Les fabrications sont stoppées. L’inspection des installations classées constate les faits sur place le jour même. L’exploitant entreprend le 22/03 la construction d’un merlon ceinturant la zone impactée pour éviter la lixiviation des boues, l’écoulement vers le canal de TAURAN et l’aggravation de l’impact environnemental.

Un arrêté préfectoral du 23/03 impose la suspension immédiate de tout rejet d’effluents vers les bassins, le confinement du bassin endommagé, une surveillance renforcée du milieu naturel et des eaux superficielles et souterraines, une expertise de la stabilité des bassins et la remise d’un rapport d’accident. Le dispositif temporaire de retenue des boues du bassin 2 comprend, en plus du premier merlon, un second perméable à l’eau mais retenant les boues en contrebas du bassin et un fossé de collecte des eaux filtrées au travers des merlons avec renvoi par pompe vers les bassins intègres.

Le rejet occasionne une baisse importante des pressions hydrauliques exercées par le contenu du bassin 2 sur l’enceinte du bassin 3. Cette variation soudaine menace la pérennité de ce dernier et des bassins 5 et 6 qui lui sont contigus. Un service administratif spécialisé dans le suivi des barrages, ainsi que 2 bureaux d’études expertisent la stabilité de l’ensemble. Le suivi des bassins 3, 5 et 6 par 3 levées topographiques hebdomadaires (16 plots), complétés par des inclinomètres sur la crête des digues, le contrôle visuel de l’évolution des fissures et des relevés piézométriques dans les ouvrages ne met en évidence aucun mouvement préjudiciable.

*Consigne 1*:
Répondez aux questions suivantes à l'aide de l'extrait :
(a) À quelle date l'exploitant entreprend-il la construction d'un merlon ceinturant la zone impactée ?
(b) De quelle date est l'arrêté préfectoral ?
(c) Combien de plots les levées topographiques hebdomadaires comportent-elles ?
*Consigne 2*: Reproduisez fidèlement le passage de l'extrait allant de « Les fabrications sont » jusqu'à « de l’impact environnemental. ».

*Lignes extraites*:

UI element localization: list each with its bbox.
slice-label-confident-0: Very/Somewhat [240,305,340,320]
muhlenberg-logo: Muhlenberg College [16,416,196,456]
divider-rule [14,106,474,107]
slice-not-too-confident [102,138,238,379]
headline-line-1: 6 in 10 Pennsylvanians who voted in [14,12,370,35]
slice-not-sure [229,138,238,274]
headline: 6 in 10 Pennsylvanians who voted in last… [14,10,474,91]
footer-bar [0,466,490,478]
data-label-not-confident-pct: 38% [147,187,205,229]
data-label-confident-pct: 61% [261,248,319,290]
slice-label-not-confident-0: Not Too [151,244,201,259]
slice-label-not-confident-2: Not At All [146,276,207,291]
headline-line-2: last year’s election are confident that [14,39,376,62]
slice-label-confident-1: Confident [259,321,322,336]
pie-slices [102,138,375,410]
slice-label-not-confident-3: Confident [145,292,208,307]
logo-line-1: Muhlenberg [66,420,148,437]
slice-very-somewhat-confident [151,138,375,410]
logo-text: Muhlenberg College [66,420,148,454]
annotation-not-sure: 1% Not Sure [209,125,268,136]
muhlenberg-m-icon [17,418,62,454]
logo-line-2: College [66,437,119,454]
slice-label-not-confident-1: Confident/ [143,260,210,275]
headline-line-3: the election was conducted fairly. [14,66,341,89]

*Réponse 1*:
(a) Le 22/03.
(b) Du 23/03.
(c) 16 plots.

*Réponse 2*:
Les fabrications sont stoppées. L’inspection des installations classées constate les faits sur place le jour même. L’exploitant entreprend le 22/03 la construction d’un merlon ceinturant la zone impactée pour éviter la lixiviation des boues, l’écoulement vers le canal de TAURAN et l’aggravation de l’impact environnemental.